(Dataset items)
◆ ◆ ◆ ◆ ◆

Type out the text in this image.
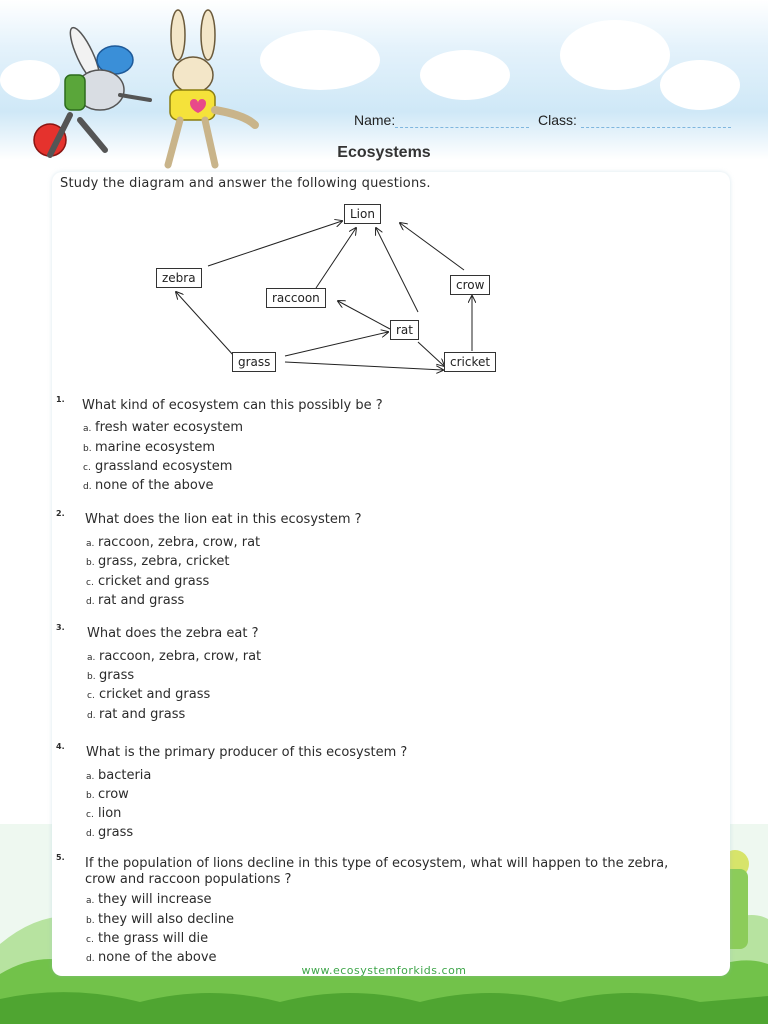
Name:	Class:
Ecosystems
Study the diagram and answer the following questions.
Lion
zebra
raccoon
crow
rat
grass	cricket
1. What kind of ecosystem can this possibly be ?
a. fresh water ecosystem
b. marine ecosystem
c. grassland ecosystem
d. none of the above
2. What does the lion eat in this ecosystem ?
a. raccoon, zebra, crow, rat
b. grass, zebra, cricket
c. cricket and grass
d. rat and grass
3. What does the zebra eat ?
a. raccoon, zebra, crow, rat
b. grass
c. cricket and grass
d. rat and grass
4. What is the primary producer of this ecosystem ?
a. bacteria
b. crow
c. lion
d. grass
5. If the population of lions decline in this type of ecosystem, what will happen to the zebra,
crow and raccoon populations ?
a. they will increase
b. they will also decline
c. the grass will die
d. none of the above
www.ecosystemforkids.com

◆ ◆ ◆ ◆ ◆

**Exercise description**:
Word for word, give back each entry from above, but skip any picture.

**Finished exercise**:
Type out the text in this image.
Name:	Class:
Ecosystems
Study the diagram and answer the following questions.
Lion
zebra
raccoon
crow
rat
grass	cricket
1. What kind of ecosystem can this possibly be ?
a. fresh water ecosystem
b. marine ecosystem
c. grassland ecosystem
d. none of the above
2. What does the lion eat in this ecosystem ?
a. raccoon, zebra, crow, rat
b. grass, zebra, cricket
c. cricket and grass
d. rat and grass
3. What does the zebra eat ?
a. raccoon, zebra, crow, rat
b. grass
c. cricket and grass
d. rat and grass
4. What is the primary producer of this ecosystem ?
a. bacteria
b. crow
c. lion
d. grass
5. If the population of lions decline in this type of ecosystem, what will happen to the zebra,
crow and raccoon populations ?
a. they will increase
b. they will also decline
c. the grass will die
d. none of the above
www.ecosystemforkids.com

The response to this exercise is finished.